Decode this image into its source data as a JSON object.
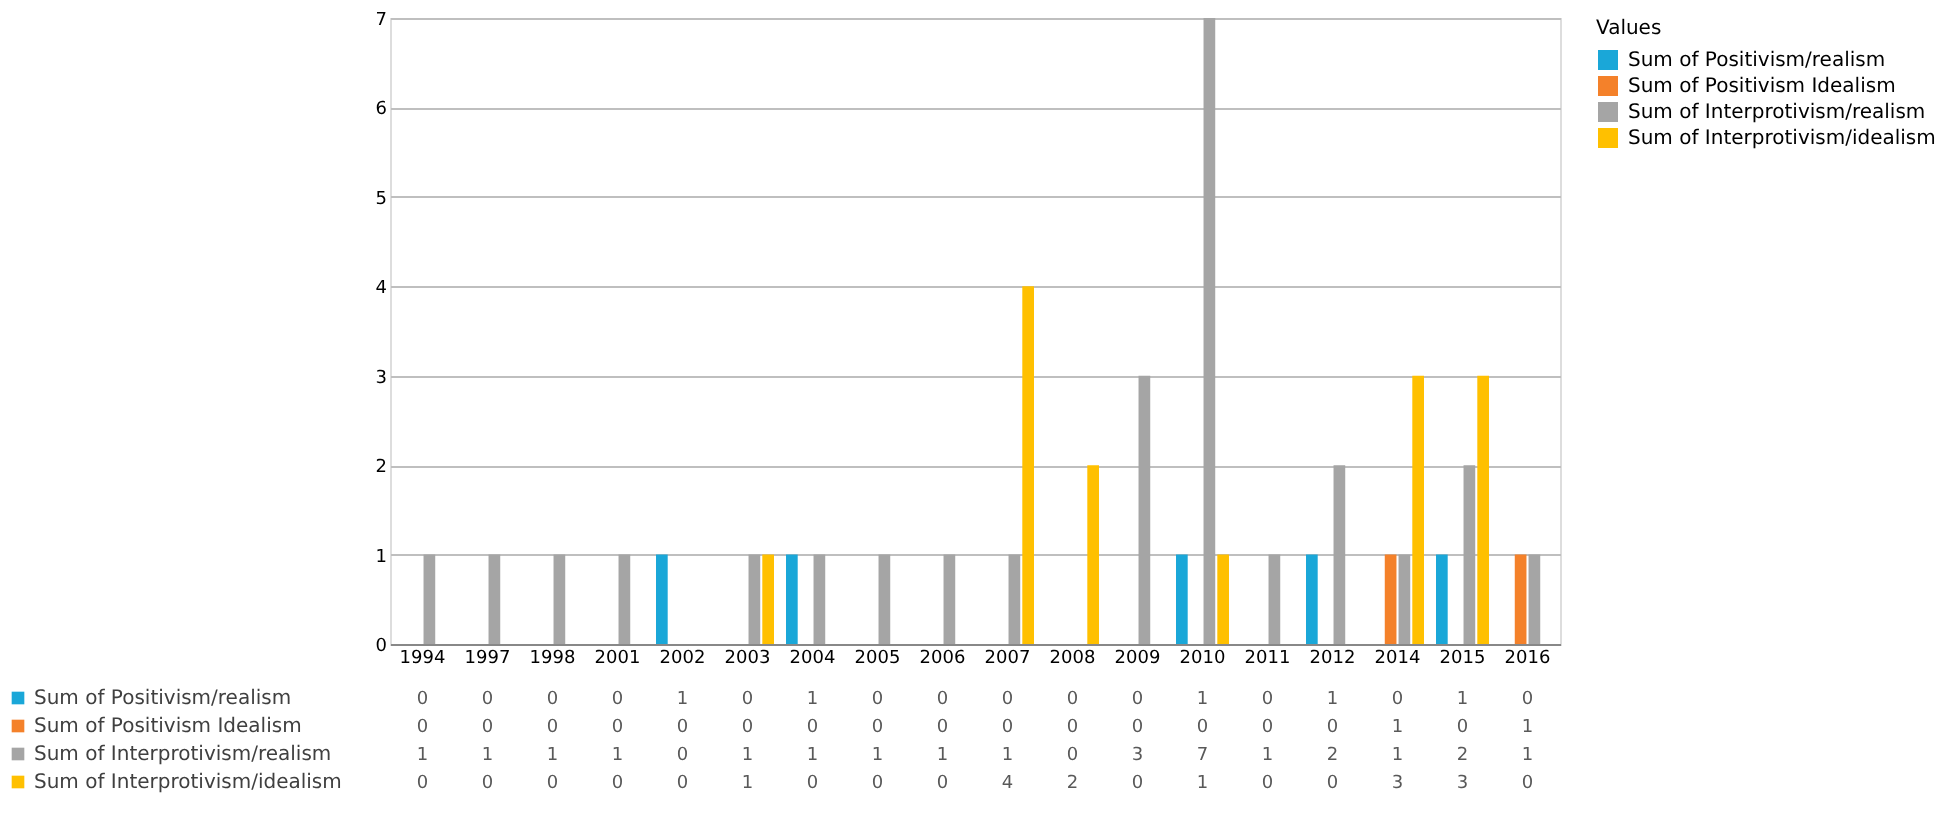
{
  "chart_data": {
    "type": "bar",
    "categories": [
      "1994",
      "1997",
      "1998",
      "2001",
      "2002",
      "2003",
      "2004",
      "2005",
      "2006",
      "2007",
      "2008",
      "2009",
      "2010",
      "2011",
      "2012",
      "2014",
      "2015",
      "2016"
    ],
    "series": [
      {
        "name": "Sum of Positivism/realism",
        "color": "#1aa7d8",
        "values": [
          0,
          0,
          0,
          0,
          1,
          0,
          1,
          0,
          0,
          0,
          0,
          0,
          1,
          0,
          1,
          0,
          1,
          0
        ]
      },
      {
        "name": "Sum of Positivism Idealism",
        "color": "#f4812a",
        "values": [
          0,
          0,
          0,
          0,
          0,
          0,
          0,
          0,
          0,
          0,
          0,
          0,
          0,
          0,
          0,
          1,
          0,
          1
        ]
      },
      {
        "name": "Sum of Interprotivism/realism",
        "color": "#a5a5a5",
        "values": [
          1,
          1,
          1,
          1,
          0,
          1,
          1,
          1,
          1,
          1,
          0,
          3,
          7,
          1,
          2,
          1,
          2,
          1
        ]
      },
      {
        "name": "Sum of Interprotivism/idealism",
        "color": "#ffc000",
        "values": [
          0,
          0,
          0,
          0,
          0,
          1,
          0,
          0,
          0,
          4,
          2,
          0,
          1,
          0,
          0,
          3,
          3,
          0
        ]
      }
    ],
    "legend_title": "Values",
    "legend": "right",
    "ylim": [
      0,
      7
    ],
    "yticks": [
      0,
      1,
      2,
      3,
      4,
      5,
      6,
      7
    ],
    "grid": "y",
    "data_labels": true
  }
}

____

Aim | Look through the entries and return every line where "Interprotivism" appears.

Response |
        "name": "Sum of Interprotivism/realism",
        "name": "Sum of Interprotivism/idealism",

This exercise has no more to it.